TASK TO COMPLETE:
Beginning at the line containing "Output the text content of this document.", output every line to the end of the data below exactly as it appears.

DATA IN THIS EXERCISE:
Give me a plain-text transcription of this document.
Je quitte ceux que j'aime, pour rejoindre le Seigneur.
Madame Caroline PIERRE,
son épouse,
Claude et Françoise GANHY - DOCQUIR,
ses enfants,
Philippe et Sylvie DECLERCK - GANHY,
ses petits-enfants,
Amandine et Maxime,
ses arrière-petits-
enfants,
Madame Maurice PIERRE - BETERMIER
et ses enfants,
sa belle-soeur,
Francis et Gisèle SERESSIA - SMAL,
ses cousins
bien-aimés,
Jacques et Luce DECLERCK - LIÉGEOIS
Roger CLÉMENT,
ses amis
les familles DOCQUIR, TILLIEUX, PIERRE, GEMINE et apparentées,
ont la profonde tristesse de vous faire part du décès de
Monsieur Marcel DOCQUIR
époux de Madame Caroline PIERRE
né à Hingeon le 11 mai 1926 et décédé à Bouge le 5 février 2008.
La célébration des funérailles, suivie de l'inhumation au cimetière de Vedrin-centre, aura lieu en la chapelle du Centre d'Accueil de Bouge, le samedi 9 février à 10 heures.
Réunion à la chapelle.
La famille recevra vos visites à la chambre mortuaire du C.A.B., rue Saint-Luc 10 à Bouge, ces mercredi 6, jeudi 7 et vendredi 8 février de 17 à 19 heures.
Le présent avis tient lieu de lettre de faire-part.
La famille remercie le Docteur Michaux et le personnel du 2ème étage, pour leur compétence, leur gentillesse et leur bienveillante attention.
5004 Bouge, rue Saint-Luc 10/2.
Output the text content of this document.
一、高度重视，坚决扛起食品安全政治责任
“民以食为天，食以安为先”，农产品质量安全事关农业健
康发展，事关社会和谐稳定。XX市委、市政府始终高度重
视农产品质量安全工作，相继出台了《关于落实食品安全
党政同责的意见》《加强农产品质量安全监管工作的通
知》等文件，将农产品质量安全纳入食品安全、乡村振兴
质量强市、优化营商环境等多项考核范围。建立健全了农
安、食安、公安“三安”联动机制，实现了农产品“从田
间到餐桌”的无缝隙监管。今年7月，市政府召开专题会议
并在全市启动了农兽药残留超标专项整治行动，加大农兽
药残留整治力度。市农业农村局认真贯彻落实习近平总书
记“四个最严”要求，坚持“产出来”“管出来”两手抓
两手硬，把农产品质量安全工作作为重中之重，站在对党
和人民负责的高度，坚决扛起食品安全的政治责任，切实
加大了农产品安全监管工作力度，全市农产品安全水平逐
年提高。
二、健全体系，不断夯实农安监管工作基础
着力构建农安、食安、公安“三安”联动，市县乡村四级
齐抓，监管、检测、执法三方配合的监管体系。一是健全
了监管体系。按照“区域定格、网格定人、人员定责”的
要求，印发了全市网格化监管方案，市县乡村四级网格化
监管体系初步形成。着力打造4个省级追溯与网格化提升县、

RESPONSE TO THE EXERCISE:
Output the text content of this document.
一、高度重视，坚决扛起食品安全政治责任
“民以食为天，食以安为先”，农产品质量安全事关农业健
康发展，事关社会和谐稳定。XX市委、市政府始终高度重
视农产品质量安全工作，相继出台了《关于落实食品安全
党政同责的意见》《加强农产品质量安全监管工作的通
知》等文件，将农产品质量安全纳入食品安全、乡村振兴
质量强市、优化营商环境等多项考核范围。建立健全了农
安、食安、公安“三安”联动机制，实现了农产品“从田
间到餐桌”的无缝隙监管。今年7月，市政府召开专题会议
并在全市启动了农兽药残留超标专项整治行动，加大农兽
药残留整治力度。市农业农村局认真贯彻落实习近平总书
记“四个最严”要求，坚持“产出来”“管出来”两手抓
两手硬，把农产品质量安全工作作为重中之重，站在对党
和人民负责的高度，坚决扛起食品安全的政治责任，切实
加大了农产品安全监管工作力度，全市农产品安全水平逐
年提高。
二、健全体系，不断夯实农安监管工作基础
着力构建农安、食安、公安“三安”联动，市县乡村四级
齐抓，监管、检测、执法三方配合的监管体系。一是健全
了监管体系。按照“区域定格、网格定人、人员定责”的
要求，印发了全市网格化监管方案，市县乡村四级网格化
监管体系初步形成。着力打造4个省级追溯与网格化提升县、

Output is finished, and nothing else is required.